··· Listed entries
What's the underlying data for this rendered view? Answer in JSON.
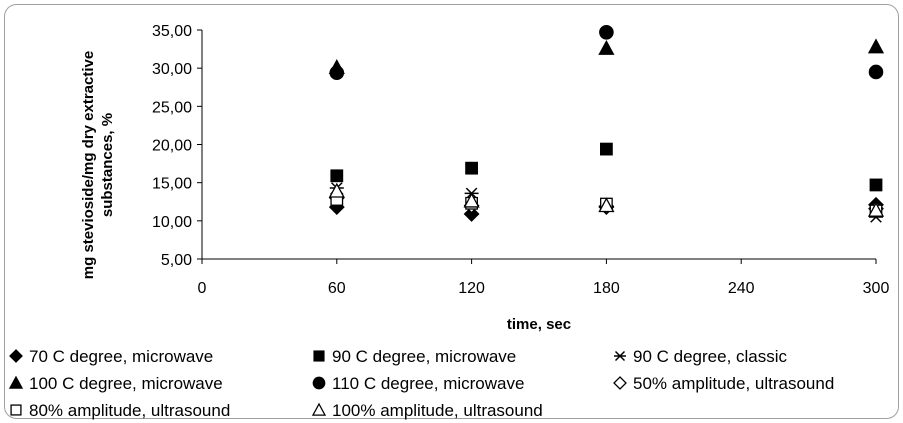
{
  "chart_data": {
    "type": "scatter",
    "xlabel": "time, sec",
    "ylabel_lines": [
      "mg stevioside/mg dry extractive",
      "substances, %"
    ],
    "xlim": [
      0,
      300
    ],
    "ylim": [
      5,
      35
    ],
    "x_ticks": [
      {
        "value": 0,
        "label": "0"
      },
      {
        "value": 60,
        "label": "60"
      },
      {
        "value": 120,
        "label": "120"
      },
      {
        "value": 180,
        "label": "180"
      },
      {
        "value": 240,
        "label": "240"
      },
      {
        "value": 300,
        "label": "300"
      }
    ],
    "y_ticks": [
      {
        "value": 5,
        "label": "5,00"
      },
      {
        "value": 10,
        "label": "10,00"
      },
      {
        "value": 15,
        "label": "15,00"
      },
      {
        "value": 20,
        "label": "20,00"
      },
      {
        "value": 25,
        "label": "25,00"
      },
      {
        "value": 30,
        "label": "30,00"
      },
      {
        "value": 35,
        "label": "35,00"
      }
    ],
    "grid": false,
    "legend_position": "bottom",
    "series": [
      {
        "name": "70 C degree, microwave",
        "marker": "diamond-filled",
        "points": [
          {
            "x": 60,
            "y": 11.8
          },
          {
            "x": 120,
            "y": 10.9
          },
          {
            "x": 180,
            "y": 11.8
          },
          {
            "x": 300,
            "y": 12.1
          }
        ]
      },
      {
        "name": "90 C degree, microwave",
        "marker": "square-filled",
        "points": [
          {
            "x": 60,
            "y": 15.9
          },
          {
            "x": 120,
            "y": 16.9
          },
          {
            "x": 180,
            "y": 19.4
          },
          {
            "x": 300,
            "y": 14.7
          }
        ]
      },
      {
        "name": "90 C degree, classic",
        "marker": "asterisk",
        "points": [
          {
            "x": 60,
            "y": 14.3
          },
          {
            "x": 120,
            "y": 13.6
          },
          {
            "x": 180,
            "y": 11.9
          },
          {
            "x": 300,
            "y": 10.5
          }
        ]
      },
      {
        "name": "100 C degree, microwave",
        "marker": "triangle-filled",
        "points": [
          {
            "x": 60,
            "y": 30.1
          },
          {
            "x": 180,
            "y": 32.6
          },
          {
            "x": 300,
            "y": 32.8
          }
        ]
      },
      {
        "name": "110 C degree, microwave",
        "marker": "circle-filled",
        "points": [
          {
            "x": 60,
            "y": 29.4
          },
          {
            "x": 180,
            "y": 34.7
          },
          {
            "x": 300,
            "y": 29.5
          }
        ]
      },
      {
        "name": "50% amplitude, ultrasound",
        "marker": "diamond-open",
        "points": [
          {
            "x": 60,
            "y": 13.0
          },
          {
            "x": 120,
            "y": 12.0
          },
          {
            "x": 180,
            "y": 11.9
          },
          {
            "x": 300,
            "y": 11.6
          }
        ]
      },
      {
        "name": "80% amplitude, ultrasound",
        "marker": "square-open",
        "points": [
          {
            "x": 60,
            "y": 12.8
          },
          {
            "x": 120,
            "y": 12.3
          },
          {
            "x": 180,
            "y": 12.2
          },
          {
            "x": 300,
            "y": 11.3
          }
        ]
      },
      {
        "name": "100% amplitude, ultrasound",
        "marker": "triangle-open",
        "points": [
          {
            "x": 60,
            "y": 13.9
          },
          {
            "x": 120,
            "y": 12.6
          },
          {
            "x": 180,
            "y": 12.0
          },
          {
            "x": 300,
            "y": 11.4
          }
        ]
      }
    ]
  }
}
······
Check each line above for the string "open" and report how many lines have it, giving only the number.

3